- Exercise goal -
Would you return the complete listing below word for word?
# START OF Data shown
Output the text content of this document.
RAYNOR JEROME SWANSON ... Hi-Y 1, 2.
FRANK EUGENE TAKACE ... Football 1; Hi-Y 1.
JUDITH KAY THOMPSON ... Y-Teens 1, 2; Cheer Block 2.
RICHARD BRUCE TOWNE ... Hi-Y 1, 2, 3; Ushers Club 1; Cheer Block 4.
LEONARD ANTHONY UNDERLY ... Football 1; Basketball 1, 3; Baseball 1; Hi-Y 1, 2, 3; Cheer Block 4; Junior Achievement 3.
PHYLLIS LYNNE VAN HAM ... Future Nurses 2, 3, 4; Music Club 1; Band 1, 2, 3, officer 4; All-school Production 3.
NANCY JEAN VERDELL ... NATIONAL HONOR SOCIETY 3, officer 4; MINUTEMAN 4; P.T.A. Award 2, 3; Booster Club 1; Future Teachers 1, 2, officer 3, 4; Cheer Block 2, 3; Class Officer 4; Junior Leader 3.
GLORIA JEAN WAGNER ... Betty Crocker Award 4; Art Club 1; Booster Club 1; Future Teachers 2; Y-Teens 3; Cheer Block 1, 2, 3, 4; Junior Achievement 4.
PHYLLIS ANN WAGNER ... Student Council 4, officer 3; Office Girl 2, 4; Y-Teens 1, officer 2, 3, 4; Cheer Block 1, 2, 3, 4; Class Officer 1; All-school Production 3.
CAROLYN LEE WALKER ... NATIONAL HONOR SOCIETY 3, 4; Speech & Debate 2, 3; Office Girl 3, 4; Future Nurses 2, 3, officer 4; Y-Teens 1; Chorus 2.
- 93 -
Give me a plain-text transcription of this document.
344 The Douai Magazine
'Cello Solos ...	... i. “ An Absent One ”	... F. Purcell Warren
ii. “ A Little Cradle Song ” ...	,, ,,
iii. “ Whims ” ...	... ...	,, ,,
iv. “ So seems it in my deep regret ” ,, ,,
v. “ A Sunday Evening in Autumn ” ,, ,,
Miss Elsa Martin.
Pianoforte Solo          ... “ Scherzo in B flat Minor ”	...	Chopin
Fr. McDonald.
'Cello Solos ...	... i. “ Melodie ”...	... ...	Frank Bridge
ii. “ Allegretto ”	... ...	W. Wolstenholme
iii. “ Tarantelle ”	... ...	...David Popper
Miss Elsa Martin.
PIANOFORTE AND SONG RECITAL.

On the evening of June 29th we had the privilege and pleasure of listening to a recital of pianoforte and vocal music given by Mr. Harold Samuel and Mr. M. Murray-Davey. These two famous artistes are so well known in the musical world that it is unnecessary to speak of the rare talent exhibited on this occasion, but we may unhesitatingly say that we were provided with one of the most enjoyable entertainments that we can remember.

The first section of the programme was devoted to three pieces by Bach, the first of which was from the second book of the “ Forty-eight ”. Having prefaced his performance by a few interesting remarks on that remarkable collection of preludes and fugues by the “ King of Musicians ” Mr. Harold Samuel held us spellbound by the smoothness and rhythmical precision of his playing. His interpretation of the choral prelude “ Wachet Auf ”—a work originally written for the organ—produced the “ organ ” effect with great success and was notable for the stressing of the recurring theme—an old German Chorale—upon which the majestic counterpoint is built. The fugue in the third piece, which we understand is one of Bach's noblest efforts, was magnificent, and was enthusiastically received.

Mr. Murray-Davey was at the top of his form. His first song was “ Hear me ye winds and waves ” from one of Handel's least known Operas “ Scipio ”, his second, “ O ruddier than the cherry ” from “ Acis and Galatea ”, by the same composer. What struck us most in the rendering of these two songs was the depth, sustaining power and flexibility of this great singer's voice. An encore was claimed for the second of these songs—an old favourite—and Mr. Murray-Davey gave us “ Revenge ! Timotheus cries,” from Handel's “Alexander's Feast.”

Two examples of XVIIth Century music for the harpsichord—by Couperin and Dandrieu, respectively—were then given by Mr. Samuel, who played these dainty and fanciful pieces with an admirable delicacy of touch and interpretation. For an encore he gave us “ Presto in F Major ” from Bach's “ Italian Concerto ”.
# END OF Data shown
- The answer -
Output the text content of this document.
RAYNOR JEROME SWANSON ... Hi-Y 1, 2.
FRANK EUGENE TAKACE ... Football 1; Hi-Y 1.
JUDITH KAY THOMPSON ... Y-Teens 1, 2; Cheer Block 2.
RICHARD BRUCE TOWNE ... Hi-Y 1, 2, 3; Ushers Club 1; Cheer Block 4.
LEONARD ANTHONY UNDERLY ... Football 1; Basketball 1, 3; Baseball 1; Hi-Y 1, 2, 3; Cheer Block 4; Junior Achievement 3.
PHYLLIS LYNNE VAN HAM ... Future Nurses 2, 3, 4; Music Club 1; Band 1, 2, 3, officer 4; All-school Production 3.
NANCY JEAN VERDELL ... NATIONAL HONOR SOCIETY 3, officer 4; MINUTEMAN 4; P.T.A. Award 2, 3; Booster Club 1; Future Teachers 1, 2, officer 3, 4; Cheer Block 2, 3; Class Officer 4; Junior Leader 3.
GLORIA JEAN WAGNER ... Betty Crocker Award 4; Art Club 1; Booster Club 1; Future Teachers 2; Y-Teens 3; Cheer Block 1, 2, 3, 4; Junior Achievement 4.
PHYLLIS ANN WAGNER ... Student Council 4, officer 3; Office Girl 2, 4; Y-Teens 1, officer 2, 3, 4; Cheer Block 1, 2, 3, 4; Class Officer 1; All-school Production 3.
CAROLYN LEE WALKER ... NATIONAL HONOR SOCIETY 3, 4; Speech & Debate 2, 3; Office Girl 3, 4; Future Nurses 2, 3, officer 4; Y-Teens 1; Chorus 2.
- 93 -
Give me a plain-text transcription of this document.
344 The Douai Magazine
'Cello Solos ...	... i. “ An Absent One ”	... F. Purcell Warren
ii. “ A Little Cradle Song ” ...	,, ,,
iii. “ Whims ” ...	... ...	,, ,,
iv. “ So seems it in my deep regret ” ,, ,,
v. “ A Sunday Evening in Autumn ” ,, ,,
Miss Elsa Martin.
Pianoforte Solo          ... “ Scherzo in B flat Minor ”	...	Chopin
Fr. McDonald.
'Cello Solos ...	... i. “ Melodie ”...	... ...	Frank Bridge
ii. “ Allegretto ”	... ...	W. Wolstenholme
iii. “ Tarantelle ”	... ...	...David Popper
Miss Elsa Martin.
PIANOFORTE AND SONG RECITAL.

On the evening of June 29th we had the privilege and pleasure of listening to a recital of pianoforte and vocal music given by Mr. Harold Samuel and Mr. M. Murray-Davey. These two famous artistes are so well known in the musical world that it is unnecessary to speak of the rare talent exhibited on this occasion, but we may unhesitatingly say that we were provided with one of the most enjoyable entertainments that we can remember.

The first section of the programme was devoted to three pieces by Bach, the first of which was from the second book of the “ Forty-eight ”. Having prefaced his performance by a few interesting remarks on that remarkable collection of preludes and fugues by the “ King of Musicians ” Mr. Harold Samuel held us spellbound by the smoothness and rhythmical precision of his playing. His interpretation of the choral prelude “ Wachet Auf ”—a work originally written for the organ—produced the “ organ ” effect with great success and was notable for the stressing of the recurring theme—an old German Chorale—upon which the majestic counterpoint is built. The fugue in the third piece, which we understand is one of Bach's noblest efforts, was magnificent, and was enthusiastically received.

Mr. Murray-Davey was at the top of his form. His first song was “ Hear me ye winds and waves ” from one of Handel's least known Operas “ Scipio ”, his second, “ O ruddier than the cherry ” from “ Acis and Galatea ”, by the same composer. What struck us most in the rendering of these two songs was the depth, sustaining power and flexibility of this great singer's voice. An encore was claimed for the second of these songs—an old favourite—and Mr. Murray-Davey gave us “ Revenge ! Timotheus cries,” from Handel's “Alexander's Feast.”

Two examples of XVIIth Century music for the harpsichord—by Couperin and Dandrieu, respectively—were then given by Mr. Samuel, who played these dainty and fanciful pieces with an admirable delicacy of touch and interpretation. For an encore he gave us “ Presto in F Major ” from Bach's “ Italian Concerto ”.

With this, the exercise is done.